Apopo: Erfolgreiche Minenräumung in Mosambik

Die belgisch-tansanische Organisation Apopo hat sich darauf spezialisiert, Ratten zur Minensuche auszubilden. Damit konnte jetzt eine Provinz in Mosambik von allen Landminen aus dem Bürgerkrieg von vor 20 Jahren befreit werden. Die geräumte Provinz ist doppelt so groß wie Belgien.
Ratten sind erfolgreiche Minensucher

20 Jahre nach dem Bürgerkrieg sind einige Landesteile von Mosambik endlich frei von Landminen. Die Minenräumung erfolgte durch die regierungsunabhängige Organisation Apopo aus Belgien und Tansania. Dabei unterstützte die Universität von Antwerpen die Ausbildung von Ratten als Minensucher. Da Ratten über einen ausgezeichneten Geruchssinn verfügen, sind sie bei der Suche nach Sprengstoffen sehr erfolgreich.

Apopo fand in der Provinz Gaza in Mosambik 2.400 Landminen, rund 1.000 Bombenblindgänger und etwa 13.000 Stück Munition - Kugeln, Granaten usw. Bisher konnte sich in dieser Provinz, die etwa doppelt so groß ist, wie Belgien, niemand sicher fühlen. Jäger, Holz suchende Frauen, spielende Kinder und auch die Viehhirten mussten immer damit rechnen, dass eine Landmine auf ihrem Weg lag. Es gab Tote und unzählige Verletzte, denen Körperteile angerissen wurden.

# ROHDATEN
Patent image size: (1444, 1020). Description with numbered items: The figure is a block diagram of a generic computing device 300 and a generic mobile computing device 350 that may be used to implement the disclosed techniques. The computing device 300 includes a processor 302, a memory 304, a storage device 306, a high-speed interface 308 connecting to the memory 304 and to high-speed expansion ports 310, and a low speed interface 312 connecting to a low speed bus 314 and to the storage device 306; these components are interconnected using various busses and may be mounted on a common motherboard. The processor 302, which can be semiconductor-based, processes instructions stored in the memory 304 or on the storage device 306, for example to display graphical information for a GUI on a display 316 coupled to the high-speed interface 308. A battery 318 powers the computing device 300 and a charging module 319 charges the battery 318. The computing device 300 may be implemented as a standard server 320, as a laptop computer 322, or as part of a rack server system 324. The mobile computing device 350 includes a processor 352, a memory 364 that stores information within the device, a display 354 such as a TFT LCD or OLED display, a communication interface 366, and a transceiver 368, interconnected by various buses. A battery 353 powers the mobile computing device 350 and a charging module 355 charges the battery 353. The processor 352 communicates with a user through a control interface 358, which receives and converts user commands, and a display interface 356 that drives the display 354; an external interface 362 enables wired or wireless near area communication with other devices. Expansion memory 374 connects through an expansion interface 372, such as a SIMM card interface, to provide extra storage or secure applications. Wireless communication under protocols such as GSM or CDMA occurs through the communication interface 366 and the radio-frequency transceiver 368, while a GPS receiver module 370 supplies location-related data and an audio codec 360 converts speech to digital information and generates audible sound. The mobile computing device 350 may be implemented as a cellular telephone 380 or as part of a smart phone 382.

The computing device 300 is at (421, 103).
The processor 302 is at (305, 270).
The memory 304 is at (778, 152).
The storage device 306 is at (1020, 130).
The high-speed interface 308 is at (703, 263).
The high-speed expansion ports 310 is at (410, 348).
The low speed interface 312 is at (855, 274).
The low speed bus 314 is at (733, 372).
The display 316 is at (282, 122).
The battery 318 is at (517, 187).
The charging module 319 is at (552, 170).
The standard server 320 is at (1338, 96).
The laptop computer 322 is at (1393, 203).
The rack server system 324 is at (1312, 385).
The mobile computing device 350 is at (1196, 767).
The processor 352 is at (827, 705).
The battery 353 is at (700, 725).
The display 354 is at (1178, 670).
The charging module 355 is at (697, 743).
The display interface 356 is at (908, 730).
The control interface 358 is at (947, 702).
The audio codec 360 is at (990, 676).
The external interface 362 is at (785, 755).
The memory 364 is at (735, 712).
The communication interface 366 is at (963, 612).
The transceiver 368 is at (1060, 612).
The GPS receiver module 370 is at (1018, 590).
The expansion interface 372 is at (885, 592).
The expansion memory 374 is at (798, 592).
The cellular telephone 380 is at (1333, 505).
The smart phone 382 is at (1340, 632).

# DEINE AUFGABEN
[1] Beantworte diese Fragen zum Text über die Minenräumung in Mosambik jeweils kurz:
(a) Welche Universität half bei der Ausbildung der Ratten?
(b) Wie viele Landminen fand Apopo in der Provinz Gaza?
(c) Wie groß ist die geräumte Provinz im Vergleich zu Belgien?
[2] Schreib den Text über die Minenräumung in Mosambik nach seinem letzten Satz weiter.
Die Zeilen spielen hierfür keine Rolle.

# DIE LÖSUNGEN
[1]
(a) Die Universität von Antwerpen.
(b) 2.400 Landminen.
(c) Etwa doppelt so groß wie Belgien.

[2]
Christophe Cox von Apopo sagte dazu gegenüber der VRT-Nachrichtenredaktion, dass jetzt die Sicherheit wieder einkehren kann: "Doch die Arbeit in Mosambik ist noch nicht zu Ende. Noch etwa die Hälfte des Landes muss geräumt werden. Laut internationalen Anti-Minenverträgen soll das bis 2014 gewährleistet sein."

Die letzten entdeckten Landminen in der Provinz Gaza in Mosambik wurden in diesen Tagen im Rahmen einer kleinen Feuer zur Explosion gebracht. 20 Jahre nach dem Bürgerkrieg in Mosambik ist diese Region für die dort lebenden Menschen wieder sicher geworden.